Power that overflows beyond itself

Plenary speaker Darrell Johnson PHOTO: Kristi Lee

As we gather as a broad and diverse Mennonite Brethren family for any kind of discussion, our clear use of language is especially important. This may be particularly true in the case of discipleship – a word that we seem to use in various ways.

The definition of discipleship presented at the EQUIP study conference is as follows:

“the process of following and imitating Jesus in a way that results in inner transformation into his likeness. Discipleship always happens in community with other believers.”

There is much to be affirmed in a clear, simple definition, but perhaps an essential element of discipleship could receive more attention.

In this description, the goal of discipleship is inner transformation. The interior renewal of our lives is crucial, but does this capture all of what discipleship is about?

Tonight, Darrell Johnson reminded us of Jesus Christ’s great claim, that he has been given “all authority in heaven and on earth” (Matthew 28:18). This is Jesus stating the facts about the really real world with a cosmic scope that leaves nothing off the table. At work, at home, in politics, even in the church: Jesus is the resurrected Lord of all spheres. Therefore, being a disciple of Jesus is not something relegated only to the interior aspects of our lives, but, in its fullness, is about Christ’s transformation coming out in how we live in the world.

If being a disciple is to become increasingly shaped into the likeness of Christ, then we should imitate the story and purpose Jesus modelled. We are choosing to be the disciples of the One who “gave up his divine privileges” (Philippians 2:7 NLT), to “[come] into the very world he created” (John 1:10 NLT) and give away his life as the expression of God’s love for the world (John 3:16).

Discipleship after this Jesus is not self-contained, but needs to come out in visible, practical expressions in our complex world.

For me, the symbol of a wind turbine is a guiding image that helps me to understand discipleship. Wind turbines are incredible feats of engineering, yet remain entirely dependent on the wind in order to be effective. As the arms turn, the turbine produces power that overflows beyond itself: power to bless the world.

DATASET EXCERPT:

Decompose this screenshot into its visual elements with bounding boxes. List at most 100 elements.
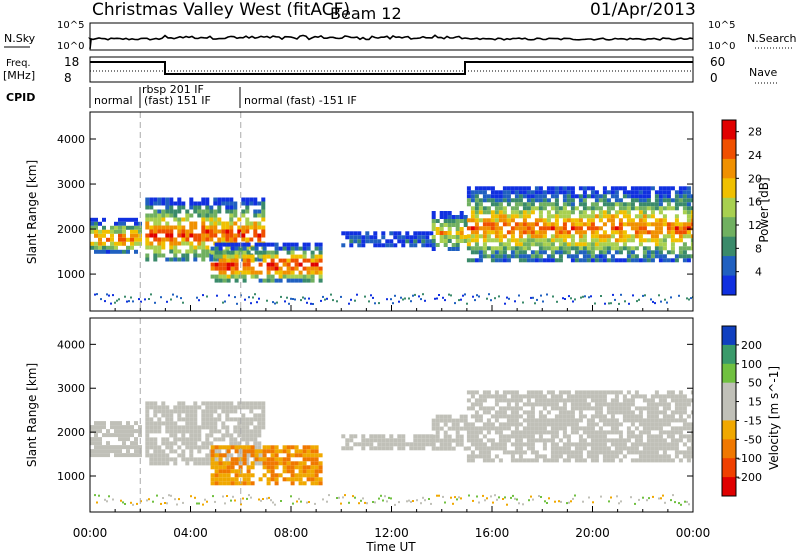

GOAL OF THE EXERCISE:
Answer these questions using the article on discipleship:
1. According to the definition presented at the EQUIP study conference, in what setting does discipleship always happen?
2. Which Bible verse is cited for Jesus's claim to "all authority in heaven and on earth"?
3. On what do wind turbines remain entirely dependent in order to be effective?
The data on this page come from a separate, unrelated source.

ANSWER TO THE EXERCISE:
1. In community with other believers.
2. Matthew 28:18.
3. The wind.